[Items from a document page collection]
• • • •
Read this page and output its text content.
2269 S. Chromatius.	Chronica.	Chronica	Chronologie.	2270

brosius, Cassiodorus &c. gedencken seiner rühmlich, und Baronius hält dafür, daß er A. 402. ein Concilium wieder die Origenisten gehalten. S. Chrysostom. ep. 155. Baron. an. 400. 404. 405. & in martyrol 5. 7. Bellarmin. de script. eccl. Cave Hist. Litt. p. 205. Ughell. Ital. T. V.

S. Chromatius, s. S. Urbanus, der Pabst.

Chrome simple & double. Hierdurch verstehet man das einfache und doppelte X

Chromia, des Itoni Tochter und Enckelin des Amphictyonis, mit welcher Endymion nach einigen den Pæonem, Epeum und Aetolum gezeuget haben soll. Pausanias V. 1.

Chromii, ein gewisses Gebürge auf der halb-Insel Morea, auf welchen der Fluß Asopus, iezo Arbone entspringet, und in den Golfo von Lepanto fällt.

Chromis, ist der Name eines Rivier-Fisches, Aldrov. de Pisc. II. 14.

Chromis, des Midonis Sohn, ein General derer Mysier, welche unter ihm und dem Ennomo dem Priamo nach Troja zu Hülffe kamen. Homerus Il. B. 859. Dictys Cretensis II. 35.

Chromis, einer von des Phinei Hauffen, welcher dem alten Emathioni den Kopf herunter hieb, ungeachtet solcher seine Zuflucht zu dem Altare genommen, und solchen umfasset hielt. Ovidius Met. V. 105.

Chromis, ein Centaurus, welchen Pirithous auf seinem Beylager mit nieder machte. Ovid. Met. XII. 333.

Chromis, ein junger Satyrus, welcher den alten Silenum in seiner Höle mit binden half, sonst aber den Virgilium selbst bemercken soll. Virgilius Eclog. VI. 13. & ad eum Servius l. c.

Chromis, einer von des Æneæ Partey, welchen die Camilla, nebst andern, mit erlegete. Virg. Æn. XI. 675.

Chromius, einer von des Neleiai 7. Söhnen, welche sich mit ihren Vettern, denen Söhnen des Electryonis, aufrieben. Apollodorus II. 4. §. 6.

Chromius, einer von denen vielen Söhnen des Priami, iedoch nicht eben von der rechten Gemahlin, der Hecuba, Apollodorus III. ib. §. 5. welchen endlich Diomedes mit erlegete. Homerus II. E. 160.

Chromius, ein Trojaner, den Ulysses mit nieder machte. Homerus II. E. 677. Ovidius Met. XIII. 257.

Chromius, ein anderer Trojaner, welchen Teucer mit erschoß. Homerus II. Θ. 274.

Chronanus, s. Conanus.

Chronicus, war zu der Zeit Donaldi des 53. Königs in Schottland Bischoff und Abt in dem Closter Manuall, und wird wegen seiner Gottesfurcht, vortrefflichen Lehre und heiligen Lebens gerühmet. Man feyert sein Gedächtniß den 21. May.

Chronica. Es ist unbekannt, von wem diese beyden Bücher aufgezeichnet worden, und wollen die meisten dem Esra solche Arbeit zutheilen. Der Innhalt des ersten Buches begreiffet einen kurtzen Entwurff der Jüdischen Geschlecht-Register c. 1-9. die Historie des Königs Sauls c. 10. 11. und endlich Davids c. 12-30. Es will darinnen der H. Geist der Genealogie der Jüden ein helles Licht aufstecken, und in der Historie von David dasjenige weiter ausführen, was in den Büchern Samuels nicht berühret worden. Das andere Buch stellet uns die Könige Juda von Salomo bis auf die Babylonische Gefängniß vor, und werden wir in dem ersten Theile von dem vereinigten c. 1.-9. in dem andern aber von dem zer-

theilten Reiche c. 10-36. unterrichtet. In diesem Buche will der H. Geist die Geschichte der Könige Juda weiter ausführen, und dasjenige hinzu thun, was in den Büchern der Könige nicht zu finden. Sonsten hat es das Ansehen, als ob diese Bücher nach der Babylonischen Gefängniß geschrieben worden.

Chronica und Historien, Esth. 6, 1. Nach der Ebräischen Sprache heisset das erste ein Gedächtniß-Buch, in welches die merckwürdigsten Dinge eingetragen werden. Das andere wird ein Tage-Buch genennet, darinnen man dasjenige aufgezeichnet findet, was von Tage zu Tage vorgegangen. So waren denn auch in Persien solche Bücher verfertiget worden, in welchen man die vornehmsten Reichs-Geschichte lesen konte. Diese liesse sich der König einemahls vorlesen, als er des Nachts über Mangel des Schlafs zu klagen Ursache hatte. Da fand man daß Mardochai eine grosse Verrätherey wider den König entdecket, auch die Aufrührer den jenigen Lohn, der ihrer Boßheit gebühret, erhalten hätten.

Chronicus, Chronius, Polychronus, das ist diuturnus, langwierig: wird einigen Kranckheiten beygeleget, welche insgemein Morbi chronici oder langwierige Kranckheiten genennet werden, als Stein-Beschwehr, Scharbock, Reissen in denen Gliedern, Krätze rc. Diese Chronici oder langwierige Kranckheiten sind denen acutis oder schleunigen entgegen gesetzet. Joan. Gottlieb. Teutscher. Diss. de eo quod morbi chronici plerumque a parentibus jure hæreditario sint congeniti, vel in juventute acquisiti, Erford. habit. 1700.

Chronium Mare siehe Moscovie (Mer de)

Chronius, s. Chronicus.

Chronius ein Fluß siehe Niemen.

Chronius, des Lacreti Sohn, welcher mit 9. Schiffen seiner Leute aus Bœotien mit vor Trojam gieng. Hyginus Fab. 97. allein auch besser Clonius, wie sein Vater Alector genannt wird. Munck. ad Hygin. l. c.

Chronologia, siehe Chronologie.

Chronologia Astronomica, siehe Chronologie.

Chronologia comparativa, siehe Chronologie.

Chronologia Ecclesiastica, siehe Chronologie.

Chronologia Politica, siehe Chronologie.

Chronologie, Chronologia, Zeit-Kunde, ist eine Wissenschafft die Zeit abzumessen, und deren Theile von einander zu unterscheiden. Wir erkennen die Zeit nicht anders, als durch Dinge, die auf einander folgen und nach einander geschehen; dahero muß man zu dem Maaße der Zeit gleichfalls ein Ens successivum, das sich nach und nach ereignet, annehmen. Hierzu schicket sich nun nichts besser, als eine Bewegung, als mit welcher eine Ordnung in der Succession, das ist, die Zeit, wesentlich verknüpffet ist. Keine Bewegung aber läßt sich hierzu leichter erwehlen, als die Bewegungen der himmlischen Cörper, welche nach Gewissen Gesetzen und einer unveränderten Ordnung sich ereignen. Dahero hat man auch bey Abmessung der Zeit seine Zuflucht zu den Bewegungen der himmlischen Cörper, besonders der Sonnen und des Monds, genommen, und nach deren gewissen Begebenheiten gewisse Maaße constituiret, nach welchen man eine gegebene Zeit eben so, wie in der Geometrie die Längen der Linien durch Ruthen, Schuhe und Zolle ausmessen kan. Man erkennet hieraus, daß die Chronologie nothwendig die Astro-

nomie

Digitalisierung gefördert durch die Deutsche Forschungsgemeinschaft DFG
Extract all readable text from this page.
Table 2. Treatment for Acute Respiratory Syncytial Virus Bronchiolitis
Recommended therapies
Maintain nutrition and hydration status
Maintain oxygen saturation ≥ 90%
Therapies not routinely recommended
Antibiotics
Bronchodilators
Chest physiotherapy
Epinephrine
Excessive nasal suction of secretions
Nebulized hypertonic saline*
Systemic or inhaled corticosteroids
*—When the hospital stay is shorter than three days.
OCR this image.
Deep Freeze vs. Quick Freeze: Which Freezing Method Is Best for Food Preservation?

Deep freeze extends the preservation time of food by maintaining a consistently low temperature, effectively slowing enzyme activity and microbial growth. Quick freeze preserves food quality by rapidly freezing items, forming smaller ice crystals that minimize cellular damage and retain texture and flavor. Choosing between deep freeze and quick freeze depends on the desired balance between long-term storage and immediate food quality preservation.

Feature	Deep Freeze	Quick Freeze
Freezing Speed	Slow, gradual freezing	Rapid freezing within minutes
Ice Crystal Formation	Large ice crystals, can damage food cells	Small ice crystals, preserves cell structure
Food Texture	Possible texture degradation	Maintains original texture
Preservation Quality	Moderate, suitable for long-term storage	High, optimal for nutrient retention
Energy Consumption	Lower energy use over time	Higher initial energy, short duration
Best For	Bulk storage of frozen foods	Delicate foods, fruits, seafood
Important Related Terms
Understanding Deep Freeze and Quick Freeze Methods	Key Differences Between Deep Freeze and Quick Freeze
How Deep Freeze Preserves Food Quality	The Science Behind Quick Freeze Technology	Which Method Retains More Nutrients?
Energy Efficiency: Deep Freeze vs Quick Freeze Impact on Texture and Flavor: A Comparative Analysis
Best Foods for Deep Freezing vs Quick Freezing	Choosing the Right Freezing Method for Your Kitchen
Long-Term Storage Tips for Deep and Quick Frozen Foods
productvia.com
• • • •
> [What is being asked]:
Say how many lines of the records contain the word "Chromius", and give no other output.

> [Task output]:
4